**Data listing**
# # # # #
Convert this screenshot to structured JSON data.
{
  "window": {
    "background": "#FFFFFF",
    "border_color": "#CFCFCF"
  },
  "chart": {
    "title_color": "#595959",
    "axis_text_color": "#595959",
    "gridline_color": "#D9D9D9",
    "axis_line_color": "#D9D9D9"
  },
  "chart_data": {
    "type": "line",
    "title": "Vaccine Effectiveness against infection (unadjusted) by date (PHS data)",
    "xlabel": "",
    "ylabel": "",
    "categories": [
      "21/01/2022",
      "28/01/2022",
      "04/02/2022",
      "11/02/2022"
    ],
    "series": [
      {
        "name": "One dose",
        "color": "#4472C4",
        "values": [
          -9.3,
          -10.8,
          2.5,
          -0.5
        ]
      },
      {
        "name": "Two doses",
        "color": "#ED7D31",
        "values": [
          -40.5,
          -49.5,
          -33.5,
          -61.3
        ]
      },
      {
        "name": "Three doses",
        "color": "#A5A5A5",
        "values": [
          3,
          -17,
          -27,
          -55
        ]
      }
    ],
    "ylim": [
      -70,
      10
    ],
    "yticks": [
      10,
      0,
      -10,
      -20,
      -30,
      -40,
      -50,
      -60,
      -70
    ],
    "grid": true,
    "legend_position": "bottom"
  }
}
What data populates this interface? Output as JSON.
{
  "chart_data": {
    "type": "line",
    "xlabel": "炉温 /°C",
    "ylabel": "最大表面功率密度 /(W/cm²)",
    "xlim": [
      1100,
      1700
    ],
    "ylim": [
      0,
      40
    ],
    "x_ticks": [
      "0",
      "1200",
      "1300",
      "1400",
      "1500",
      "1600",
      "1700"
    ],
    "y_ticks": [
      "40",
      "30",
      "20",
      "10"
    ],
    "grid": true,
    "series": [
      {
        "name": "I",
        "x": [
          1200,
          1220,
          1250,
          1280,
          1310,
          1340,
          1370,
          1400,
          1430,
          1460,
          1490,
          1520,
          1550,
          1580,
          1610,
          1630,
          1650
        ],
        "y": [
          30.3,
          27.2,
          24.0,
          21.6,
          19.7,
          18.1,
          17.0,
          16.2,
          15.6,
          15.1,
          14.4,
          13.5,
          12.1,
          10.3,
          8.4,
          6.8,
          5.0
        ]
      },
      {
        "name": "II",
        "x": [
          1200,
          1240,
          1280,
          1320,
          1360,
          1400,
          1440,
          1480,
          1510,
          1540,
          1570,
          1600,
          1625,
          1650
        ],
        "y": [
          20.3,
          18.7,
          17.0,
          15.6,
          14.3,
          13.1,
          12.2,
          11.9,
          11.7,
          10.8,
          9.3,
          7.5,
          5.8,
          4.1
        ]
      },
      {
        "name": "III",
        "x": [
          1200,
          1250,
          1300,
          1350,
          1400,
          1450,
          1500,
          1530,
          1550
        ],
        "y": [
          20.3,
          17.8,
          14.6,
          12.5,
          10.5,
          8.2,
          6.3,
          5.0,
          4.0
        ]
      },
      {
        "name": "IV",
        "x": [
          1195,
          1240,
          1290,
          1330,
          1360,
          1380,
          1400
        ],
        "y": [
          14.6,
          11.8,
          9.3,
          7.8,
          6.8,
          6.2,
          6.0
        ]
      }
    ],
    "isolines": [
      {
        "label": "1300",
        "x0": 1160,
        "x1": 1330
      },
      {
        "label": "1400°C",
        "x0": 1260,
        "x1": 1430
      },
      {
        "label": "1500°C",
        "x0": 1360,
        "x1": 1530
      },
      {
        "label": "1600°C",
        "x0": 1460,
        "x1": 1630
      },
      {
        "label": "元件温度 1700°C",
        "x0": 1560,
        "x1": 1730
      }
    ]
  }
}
# # # # #
From the listing above, pick out every line containing "this".

**Correct output**
Convert this screenshot to structured JSON data.
What data populates this interface? Output as JSON.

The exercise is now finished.